** Start Data supplied **
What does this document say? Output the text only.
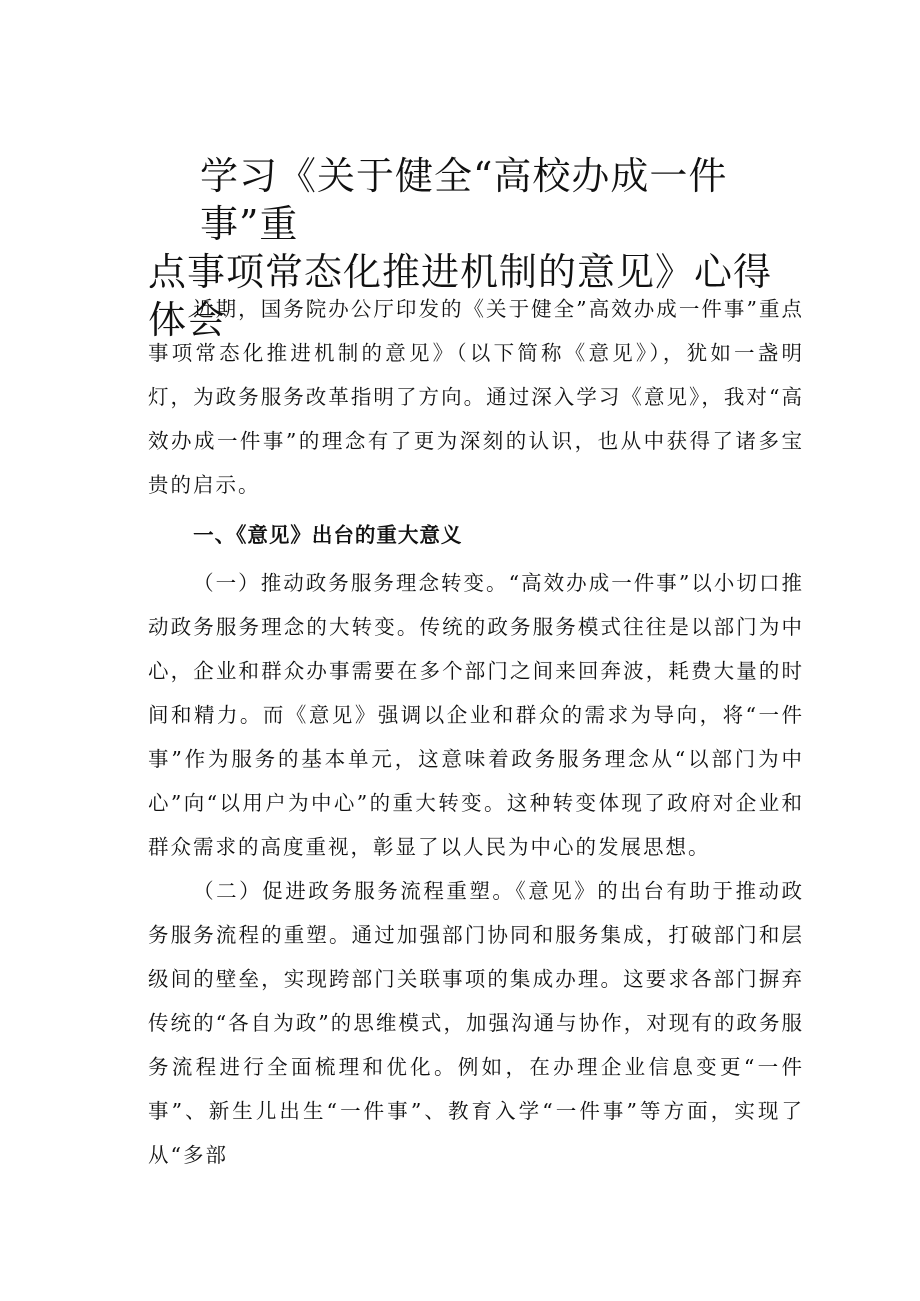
学习《关于健全“高校办成一件事”重
点事项常态化推进机制的意见》心得体会

近期，国务院办公厅印发的《关于健全”高效办成一件事”重点事项常态化推进机制的意见》（以下简称《意见》），犹如一盏明灯，为政务服务改革指明了方向。通过深入学习《意见》，我对“高效办成一件事”的理念有了更为深刻的认识，也从中获得了诸多宝贵的启示。

一、《意见》出台的重大意义

（一）推动政务服务理念转变。“高效办成一件事”以小切口推动政务服务理念的大转变。传统的政务服务模式往往是以部门为中心，企业和群众办事需要在多个部门之间来回奔波，耗费大量的时间和精力。而《意见》强调以企业和群众的需求为导向，将“一件事”作为服务的基本单元，这意味着政务服务理念从“以部门为中心”向“以用户为中心”的重大转变。这种转变体现了政府对企业和群众需求的高度重视，彰显了以人民为中心的发展思想。

（二）促进政务服务流程重塑。《意见》的出台有助于推动政务服务流程的重塑。通过加强部门协同和服务集成，打破部门和层级间的壁垒，实现跨部门关联事项的集成办理。这要求各部门摒弃传统的“各自为政”的思维模式，加强沟通与协作，对现有的政务服务流程进行全面梳理和优化。例如，在办理企业信息变更“一件事”、新生儿出生“一件事”、教育入学“一件事”等方面，实现了从“多部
** End Data supplied **
→ **Request**:
Find how many lines in the listing contain the word "高效办成一件事" and give that count alone.

→ **Complete answer**:
2